* ACTION ITEM
Each line from the one containing "Transcribe this image's" through the final line of the records is to be repeated exactly, with no additions.

* DATA TO PROCESS
========

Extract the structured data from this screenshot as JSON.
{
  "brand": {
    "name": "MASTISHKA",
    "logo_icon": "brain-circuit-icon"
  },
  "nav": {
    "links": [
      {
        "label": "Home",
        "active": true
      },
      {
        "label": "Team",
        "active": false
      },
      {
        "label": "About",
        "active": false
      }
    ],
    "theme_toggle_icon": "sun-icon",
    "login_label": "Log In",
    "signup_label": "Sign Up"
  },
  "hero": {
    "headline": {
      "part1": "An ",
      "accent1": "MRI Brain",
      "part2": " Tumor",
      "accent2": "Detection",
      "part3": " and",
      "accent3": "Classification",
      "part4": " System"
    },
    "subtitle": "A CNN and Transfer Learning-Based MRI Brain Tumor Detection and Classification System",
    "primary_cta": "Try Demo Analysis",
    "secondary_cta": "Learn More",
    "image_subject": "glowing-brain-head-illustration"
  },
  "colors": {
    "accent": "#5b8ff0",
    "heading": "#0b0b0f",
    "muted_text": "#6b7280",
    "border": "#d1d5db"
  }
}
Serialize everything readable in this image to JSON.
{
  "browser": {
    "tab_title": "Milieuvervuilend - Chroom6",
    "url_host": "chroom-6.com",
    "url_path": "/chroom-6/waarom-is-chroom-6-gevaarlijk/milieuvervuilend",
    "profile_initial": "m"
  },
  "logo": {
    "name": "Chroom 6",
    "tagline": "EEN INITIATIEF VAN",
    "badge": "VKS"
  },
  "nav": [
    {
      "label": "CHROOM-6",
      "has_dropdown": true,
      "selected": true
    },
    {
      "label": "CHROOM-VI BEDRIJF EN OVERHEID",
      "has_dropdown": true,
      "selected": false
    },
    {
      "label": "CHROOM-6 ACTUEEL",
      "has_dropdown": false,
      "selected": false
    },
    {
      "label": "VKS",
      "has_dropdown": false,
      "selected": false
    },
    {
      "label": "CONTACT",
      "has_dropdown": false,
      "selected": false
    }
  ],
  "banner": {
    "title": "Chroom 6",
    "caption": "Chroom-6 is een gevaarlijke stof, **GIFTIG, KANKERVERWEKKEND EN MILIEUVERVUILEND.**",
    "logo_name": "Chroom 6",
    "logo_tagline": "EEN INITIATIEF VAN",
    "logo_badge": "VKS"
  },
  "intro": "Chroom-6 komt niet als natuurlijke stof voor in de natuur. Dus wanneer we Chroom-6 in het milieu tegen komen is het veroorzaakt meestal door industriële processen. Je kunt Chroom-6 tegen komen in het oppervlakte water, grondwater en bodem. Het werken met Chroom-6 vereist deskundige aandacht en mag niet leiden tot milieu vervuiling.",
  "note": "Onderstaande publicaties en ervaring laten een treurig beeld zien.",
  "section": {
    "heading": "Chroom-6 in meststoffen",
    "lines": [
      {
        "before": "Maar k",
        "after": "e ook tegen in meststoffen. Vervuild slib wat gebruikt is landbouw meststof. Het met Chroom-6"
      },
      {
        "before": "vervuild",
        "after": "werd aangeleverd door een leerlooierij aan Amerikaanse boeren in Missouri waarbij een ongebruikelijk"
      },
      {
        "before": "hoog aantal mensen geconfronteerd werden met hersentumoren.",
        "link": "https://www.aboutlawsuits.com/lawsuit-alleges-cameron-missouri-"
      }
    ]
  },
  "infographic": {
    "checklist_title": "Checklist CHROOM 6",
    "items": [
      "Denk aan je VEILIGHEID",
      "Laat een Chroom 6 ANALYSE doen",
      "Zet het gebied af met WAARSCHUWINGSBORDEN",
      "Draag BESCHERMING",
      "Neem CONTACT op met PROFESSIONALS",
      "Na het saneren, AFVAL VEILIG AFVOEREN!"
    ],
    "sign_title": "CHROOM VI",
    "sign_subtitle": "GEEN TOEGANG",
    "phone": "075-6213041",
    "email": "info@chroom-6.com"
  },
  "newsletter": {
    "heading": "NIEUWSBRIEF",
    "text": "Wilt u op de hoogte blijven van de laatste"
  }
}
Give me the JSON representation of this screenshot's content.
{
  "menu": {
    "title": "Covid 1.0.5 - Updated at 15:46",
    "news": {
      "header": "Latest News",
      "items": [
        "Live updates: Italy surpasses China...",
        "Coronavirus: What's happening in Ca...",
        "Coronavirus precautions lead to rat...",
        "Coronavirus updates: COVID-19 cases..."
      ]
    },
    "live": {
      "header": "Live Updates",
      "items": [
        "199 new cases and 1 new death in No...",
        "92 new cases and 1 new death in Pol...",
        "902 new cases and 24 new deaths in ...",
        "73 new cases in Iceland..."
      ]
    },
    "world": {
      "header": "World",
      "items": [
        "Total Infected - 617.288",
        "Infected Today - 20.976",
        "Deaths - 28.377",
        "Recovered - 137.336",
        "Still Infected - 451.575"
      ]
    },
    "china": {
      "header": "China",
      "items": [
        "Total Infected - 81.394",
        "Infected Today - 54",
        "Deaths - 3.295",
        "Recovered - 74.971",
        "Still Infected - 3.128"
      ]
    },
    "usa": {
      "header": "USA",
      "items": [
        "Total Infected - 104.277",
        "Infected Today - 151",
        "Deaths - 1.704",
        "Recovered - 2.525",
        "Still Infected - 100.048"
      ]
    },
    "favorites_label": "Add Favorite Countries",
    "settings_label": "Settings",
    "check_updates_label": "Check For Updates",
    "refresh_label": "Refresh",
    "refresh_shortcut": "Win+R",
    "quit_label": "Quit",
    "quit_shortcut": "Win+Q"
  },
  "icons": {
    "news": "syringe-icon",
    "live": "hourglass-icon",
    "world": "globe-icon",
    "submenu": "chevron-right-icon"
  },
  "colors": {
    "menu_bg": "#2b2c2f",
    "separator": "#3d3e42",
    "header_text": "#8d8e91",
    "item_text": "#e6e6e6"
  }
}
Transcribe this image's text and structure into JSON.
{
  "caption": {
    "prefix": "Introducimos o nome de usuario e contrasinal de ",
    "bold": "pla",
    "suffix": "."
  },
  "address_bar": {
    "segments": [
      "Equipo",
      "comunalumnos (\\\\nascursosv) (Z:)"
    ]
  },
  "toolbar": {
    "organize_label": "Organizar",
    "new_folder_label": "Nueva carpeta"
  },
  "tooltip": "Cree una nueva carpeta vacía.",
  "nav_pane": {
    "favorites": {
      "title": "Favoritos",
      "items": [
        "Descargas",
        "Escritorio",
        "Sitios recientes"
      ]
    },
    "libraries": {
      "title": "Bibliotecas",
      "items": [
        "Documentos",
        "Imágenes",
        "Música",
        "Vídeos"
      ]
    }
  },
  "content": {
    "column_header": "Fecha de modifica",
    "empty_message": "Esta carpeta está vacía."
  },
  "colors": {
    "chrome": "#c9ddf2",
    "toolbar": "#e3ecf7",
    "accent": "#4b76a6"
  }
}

========

* ANSWER TO THIS TASK
Transcribe this image's text and structure into JSON.
{
  "caption": {
    "prefix": "Introducimos o nome de usuario e contrasinal de ",
    "bold": "pla",
    "suffix": "."
  },
  "address_bar": {
    "segments": [
      "Equipo",
      "comunalumnos (\\\\nascursosv) (Z:)"
    ]
  },
  "toolbar": {
    "organize_label": "Organizar",
    "new_folder_label": "Nueva carpeta"
  },
  "tooltip": "Cree una nueva carpeta vacía.",
  "nav_pane": {
    "favorites": {
      "title": "Favoritos",
      "items": [
        "Descargas",
        "Escritorio",
        "Sitios recientes"
      ]
    },
    "libraries": {
      "title": "Bibliotecas",
      "items": [
        "Documentos",
        "Imágenes",
        "Música",
        "Vídeos"
      ]
    }
  },
  "content": {
    "column_header": "Fecha de modifica",
    "empty_message": "Esta carpeta está vacía."
  },
  "colors": {
    "chrome": "#c9ddf2",
    "toolbar": "#e3ecf7",
    "accent": "#4b76a6"
  }
}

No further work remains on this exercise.